*GIVEN TASK*
In the entries below, find every line with "title" and copy it.
====
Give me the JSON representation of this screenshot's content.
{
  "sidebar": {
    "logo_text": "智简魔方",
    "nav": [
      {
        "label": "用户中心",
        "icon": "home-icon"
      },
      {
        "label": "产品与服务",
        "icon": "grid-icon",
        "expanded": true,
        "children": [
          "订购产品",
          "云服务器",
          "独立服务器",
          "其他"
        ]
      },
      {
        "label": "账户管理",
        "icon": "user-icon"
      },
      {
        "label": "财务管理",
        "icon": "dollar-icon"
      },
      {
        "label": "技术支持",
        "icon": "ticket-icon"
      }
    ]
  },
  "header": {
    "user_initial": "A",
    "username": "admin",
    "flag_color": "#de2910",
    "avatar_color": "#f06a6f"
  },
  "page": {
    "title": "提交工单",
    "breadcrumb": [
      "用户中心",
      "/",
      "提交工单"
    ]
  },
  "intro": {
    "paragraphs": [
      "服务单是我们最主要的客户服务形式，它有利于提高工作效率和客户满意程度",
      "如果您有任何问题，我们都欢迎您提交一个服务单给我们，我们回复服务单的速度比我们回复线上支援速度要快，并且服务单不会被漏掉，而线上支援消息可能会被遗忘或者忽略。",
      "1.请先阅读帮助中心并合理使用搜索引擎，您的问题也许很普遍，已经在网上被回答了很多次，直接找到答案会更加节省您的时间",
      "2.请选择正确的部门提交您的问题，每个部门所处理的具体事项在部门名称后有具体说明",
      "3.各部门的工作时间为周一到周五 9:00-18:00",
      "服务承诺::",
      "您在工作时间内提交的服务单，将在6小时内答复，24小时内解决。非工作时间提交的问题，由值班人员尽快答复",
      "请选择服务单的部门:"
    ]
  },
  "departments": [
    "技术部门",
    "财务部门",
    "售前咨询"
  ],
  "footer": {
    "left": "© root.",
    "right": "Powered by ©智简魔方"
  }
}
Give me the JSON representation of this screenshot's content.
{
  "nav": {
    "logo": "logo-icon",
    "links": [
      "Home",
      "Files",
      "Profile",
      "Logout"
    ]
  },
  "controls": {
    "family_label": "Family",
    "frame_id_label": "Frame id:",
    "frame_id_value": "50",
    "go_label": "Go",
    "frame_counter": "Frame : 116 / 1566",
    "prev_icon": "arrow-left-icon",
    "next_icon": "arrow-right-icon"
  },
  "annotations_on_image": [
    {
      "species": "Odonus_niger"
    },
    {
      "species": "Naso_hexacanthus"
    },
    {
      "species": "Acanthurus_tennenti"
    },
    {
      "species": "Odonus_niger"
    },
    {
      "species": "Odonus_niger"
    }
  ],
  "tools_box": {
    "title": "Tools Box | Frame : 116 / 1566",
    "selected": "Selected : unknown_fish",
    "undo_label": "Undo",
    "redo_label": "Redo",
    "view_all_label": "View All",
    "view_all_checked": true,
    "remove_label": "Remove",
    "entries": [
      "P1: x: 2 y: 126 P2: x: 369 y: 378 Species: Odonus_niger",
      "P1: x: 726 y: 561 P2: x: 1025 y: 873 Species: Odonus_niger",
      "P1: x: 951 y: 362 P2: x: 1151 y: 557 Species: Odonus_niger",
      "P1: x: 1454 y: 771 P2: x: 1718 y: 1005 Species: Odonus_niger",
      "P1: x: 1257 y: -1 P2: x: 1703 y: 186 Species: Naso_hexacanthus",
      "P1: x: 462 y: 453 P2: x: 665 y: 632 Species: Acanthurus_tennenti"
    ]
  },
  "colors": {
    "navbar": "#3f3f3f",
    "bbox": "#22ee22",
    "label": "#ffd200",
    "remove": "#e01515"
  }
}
====
*RESULT*
    "title": "提交工单",
    "title": "Tools Box | Frame : 116 / 1566",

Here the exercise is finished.